GIVEN EXERCISE: Where a line contains the word "color", copy that line in full.

--- BEGIN WORKING DATA ---

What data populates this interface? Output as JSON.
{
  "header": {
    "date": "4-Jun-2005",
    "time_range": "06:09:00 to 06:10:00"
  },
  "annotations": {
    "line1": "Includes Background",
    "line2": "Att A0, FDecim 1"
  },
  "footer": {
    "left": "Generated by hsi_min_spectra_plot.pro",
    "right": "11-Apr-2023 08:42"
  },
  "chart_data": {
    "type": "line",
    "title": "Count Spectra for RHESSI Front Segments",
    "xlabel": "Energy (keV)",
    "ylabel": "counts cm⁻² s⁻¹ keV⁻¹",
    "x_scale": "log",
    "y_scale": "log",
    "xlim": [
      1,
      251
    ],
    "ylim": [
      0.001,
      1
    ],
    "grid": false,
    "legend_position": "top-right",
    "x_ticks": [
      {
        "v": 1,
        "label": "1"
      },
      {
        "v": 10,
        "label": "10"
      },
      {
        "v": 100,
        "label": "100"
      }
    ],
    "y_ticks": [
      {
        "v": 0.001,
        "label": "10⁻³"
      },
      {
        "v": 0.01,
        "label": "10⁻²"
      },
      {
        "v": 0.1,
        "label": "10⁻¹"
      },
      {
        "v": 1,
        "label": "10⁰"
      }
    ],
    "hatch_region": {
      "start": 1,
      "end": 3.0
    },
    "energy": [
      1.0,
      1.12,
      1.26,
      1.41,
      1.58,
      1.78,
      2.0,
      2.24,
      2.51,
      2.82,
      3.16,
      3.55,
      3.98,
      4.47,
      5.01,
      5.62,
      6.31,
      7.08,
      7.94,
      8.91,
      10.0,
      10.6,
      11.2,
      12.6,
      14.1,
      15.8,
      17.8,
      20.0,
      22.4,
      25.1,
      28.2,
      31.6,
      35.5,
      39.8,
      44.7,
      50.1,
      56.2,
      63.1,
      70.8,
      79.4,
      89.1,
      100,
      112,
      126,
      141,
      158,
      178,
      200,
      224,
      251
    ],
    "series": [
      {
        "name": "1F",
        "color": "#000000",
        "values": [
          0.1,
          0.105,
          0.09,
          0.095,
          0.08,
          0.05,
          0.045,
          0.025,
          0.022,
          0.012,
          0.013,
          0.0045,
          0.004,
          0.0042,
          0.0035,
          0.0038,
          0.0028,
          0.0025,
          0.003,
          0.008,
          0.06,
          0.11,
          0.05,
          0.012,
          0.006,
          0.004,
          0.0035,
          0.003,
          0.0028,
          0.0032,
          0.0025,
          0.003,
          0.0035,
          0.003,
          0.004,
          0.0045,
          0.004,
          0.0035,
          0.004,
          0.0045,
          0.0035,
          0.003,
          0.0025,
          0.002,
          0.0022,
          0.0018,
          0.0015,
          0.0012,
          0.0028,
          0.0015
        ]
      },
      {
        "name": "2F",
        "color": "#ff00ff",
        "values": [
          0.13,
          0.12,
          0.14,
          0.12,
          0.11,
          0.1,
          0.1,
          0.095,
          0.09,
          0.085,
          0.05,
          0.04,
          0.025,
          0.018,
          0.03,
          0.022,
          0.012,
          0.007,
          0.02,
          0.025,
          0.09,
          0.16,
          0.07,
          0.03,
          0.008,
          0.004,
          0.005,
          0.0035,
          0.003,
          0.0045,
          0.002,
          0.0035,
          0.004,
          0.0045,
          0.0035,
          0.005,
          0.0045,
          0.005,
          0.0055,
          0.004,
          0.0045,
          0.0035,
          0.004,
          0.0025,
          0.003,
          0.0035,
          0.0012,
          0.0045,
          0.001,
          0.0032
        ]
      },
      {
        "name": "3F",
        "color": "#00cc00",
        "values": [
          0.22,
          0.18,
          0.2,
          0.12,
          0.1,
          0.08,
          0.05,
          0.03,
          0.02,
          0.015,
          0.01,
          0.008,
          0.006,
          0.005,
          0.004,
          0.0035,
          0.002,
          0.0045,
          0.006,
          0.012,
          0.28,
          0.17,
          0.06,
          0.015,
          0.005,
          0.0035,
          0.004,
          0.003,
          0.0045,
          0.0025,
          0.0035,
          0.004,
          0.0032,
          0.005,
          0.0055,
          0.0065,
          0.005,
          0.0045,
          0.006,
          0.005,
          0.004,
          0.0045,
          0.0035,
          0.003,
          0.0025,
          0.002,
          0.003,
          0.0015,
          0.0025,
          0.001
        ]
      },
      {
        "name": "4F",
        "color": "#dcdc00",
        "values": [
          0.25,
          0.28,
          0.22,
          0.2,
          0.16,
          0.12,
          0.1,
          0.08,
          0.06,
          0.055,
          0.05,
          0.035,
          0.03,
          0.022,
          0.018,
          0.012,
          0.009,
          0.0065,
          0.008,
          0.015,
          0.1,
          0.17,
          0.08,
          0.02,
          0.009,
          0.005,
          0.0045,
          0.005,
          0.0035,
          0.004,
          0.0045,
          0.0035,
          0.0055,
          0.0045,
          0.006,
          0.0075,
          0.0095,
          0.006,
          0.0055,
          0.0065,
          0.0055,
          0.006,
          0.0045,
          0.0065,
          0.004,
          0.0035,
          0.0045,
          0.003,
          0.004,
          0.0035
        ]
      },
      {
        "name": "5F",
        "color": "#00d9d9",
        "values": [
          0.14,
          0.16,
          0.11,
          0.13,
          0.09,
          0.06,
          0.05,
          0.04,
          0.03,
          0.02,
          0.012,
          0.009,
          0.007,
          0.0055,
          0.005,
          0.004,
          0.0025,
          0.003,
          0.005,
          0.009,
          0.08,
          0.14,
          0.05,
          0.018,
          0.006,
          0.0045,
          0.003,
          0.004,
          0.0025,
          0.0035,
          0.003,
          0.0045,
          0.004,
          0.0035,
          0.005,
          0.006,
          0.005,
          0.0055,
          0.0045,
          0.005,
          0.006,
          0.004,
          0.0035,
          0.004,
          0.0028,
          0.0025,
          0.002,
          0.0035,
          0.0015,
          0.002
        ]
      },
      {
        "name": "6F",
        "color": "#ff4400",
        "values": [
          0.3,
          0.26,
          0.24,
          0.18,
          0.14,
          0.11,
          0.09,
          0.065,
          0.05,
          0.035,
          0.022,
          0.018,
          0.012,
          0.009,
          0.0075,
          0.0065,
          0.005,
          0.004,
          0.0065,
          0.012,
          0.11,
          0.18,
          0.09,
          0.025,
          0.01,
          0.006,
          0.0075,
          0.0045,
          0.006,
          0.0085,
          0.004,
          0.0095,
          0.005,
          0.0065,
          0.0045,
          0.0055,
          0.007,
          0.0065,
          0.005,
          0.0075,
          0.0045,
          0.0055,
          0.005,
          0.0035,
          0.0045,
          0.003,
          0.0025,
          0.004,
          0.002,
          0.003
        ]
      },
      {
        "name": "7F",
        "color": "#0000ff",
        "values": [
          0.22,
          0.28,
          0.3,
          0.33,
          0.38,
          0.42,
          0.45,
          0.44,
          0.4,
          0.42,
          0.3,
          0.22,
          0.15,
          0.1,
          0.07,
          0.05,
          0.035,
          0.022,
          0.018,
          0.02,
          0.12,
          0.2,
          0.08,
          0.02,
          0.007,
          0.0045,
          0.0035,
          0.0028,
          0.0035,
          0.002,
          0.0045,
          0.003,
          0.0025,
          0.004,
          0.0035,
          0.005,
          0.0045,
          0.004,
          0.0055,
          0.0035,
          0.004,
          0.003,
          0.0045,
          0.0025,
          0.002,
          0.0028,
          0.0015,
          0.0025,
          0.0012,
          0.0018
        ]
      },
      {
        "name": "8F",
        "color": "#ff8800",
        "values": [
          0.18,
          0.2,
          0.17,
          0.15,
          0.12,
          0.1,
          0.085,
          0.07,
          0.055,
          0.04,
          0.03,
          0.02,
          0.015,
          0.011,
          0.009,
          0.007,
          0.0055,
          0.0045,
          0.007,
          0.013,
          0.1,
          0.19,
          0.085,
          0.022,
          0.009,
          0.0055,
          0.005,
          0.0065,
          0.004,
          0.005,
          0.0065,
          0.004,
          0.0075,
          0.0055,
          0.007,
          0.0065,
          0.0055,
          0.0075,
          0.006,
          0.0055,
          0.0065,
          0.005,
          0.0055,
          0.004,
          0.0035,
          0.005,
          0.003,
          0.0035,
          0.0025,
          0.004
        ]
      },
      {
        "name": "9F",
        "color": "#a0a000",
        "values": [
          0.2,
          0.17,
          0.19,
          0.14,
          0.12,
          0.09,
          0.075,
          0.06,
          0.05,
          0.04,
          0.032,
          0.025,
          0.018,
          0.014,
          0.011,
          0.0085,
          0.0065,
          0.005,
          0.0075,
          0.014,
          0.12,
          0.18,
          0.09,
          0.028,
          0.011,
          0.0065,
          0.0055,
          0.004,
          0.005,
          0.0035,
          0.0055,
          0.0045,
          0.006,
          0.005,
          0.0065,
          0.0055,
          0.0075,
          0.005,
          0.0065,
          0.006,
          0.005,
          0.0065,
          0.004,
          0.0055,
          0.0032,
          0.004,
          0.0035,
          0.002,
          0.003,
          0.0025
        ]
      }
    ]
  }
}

--- END WORKING DATA ---

ANSWER TO THIS PROBLEM:
        "color": "#000000",
        "color": "#ff00ff",
        "color": "#00cc00",
        "color": "#dcdc00",
        "color": "#00d9d9",
        "color": "#ff4400",
        "color": "#0000ff",
        "color": "#ff8800",
        "color": "#a0a000",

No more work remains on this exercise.